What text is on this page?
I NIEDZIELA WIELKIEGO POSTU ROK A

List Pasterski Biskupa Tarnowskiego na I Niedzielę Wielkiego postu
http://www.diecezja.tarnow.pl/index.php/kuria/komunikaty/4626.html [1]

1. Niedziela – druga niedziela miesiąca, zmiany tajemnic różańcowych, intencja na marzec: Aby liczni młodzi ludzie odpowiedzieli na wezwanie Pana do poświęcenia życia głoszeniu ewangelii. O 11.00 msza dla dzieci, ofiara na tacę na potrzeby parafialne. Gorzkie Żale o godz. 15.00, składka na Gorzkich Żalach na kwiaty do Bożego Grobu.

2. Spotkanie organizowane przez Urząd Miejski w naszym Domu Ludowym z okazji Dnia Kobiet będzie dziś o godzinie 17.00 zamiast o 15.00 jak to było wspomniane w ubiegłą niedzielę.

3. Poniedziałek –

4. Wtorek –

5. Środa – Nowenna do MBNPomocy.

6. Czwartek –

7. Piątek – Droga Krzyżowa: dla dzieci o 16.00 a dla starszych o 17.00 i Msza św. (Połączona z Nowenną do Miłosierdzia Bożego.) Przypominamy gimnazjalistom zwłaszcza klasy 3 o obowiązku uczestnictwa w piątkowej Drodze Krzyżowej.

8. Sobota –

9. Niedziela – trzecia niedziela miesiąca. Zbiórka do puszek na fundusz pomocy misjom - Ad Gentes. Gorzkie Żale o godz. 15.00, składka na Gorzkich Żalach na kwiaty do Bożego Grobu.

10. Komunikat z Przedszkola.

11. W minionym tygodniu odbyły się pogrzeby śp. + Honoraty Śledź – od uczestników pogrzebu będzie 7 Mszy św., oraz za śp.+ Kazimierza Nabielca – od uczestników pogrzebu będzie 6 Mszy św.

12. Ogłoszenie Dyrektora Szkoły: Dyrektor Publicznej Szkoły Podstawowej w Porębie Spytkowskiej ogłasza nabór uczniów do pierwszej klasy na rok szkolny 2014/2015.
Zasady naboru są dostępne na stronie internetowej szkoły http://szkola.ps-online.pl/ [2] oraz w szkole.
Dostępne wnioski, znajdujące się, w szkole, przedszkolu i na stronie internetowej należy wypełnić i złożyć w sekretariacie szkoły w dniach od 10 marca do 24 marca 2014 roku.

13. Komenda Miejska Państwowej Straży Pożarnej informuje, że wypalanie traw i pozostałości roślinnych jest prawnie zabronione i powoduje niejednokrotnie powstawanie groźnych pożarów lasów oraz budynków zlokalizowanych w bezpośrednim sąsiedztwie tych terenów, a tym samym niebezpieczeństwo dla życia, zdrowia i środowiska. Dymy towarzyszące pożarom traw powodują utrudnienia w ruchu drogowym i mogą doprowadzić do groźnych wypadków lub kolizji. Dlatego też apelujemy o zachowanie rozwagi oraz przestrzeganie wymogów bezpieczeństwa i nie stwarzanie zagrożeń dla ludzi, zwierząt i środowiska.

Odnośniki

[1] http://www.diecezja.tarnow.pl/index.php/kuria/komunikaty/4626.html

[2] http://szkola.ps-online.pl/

--------------------------------

## Stated exercise
Return each line that includes "szkole".

## Exercise output
Zasady naboru są dostępne na stronie internetowej szkoły http://szkola.ps-online.pl/ [2] oraz w szkole.
Dostępne wnioski, znajdujące się, w szkole, przedszkolu i na stronie internetowej należy wypełnić i złożyć w sekretariacie szkoły w dniach od 10 marca do 24 marca 2014 roku.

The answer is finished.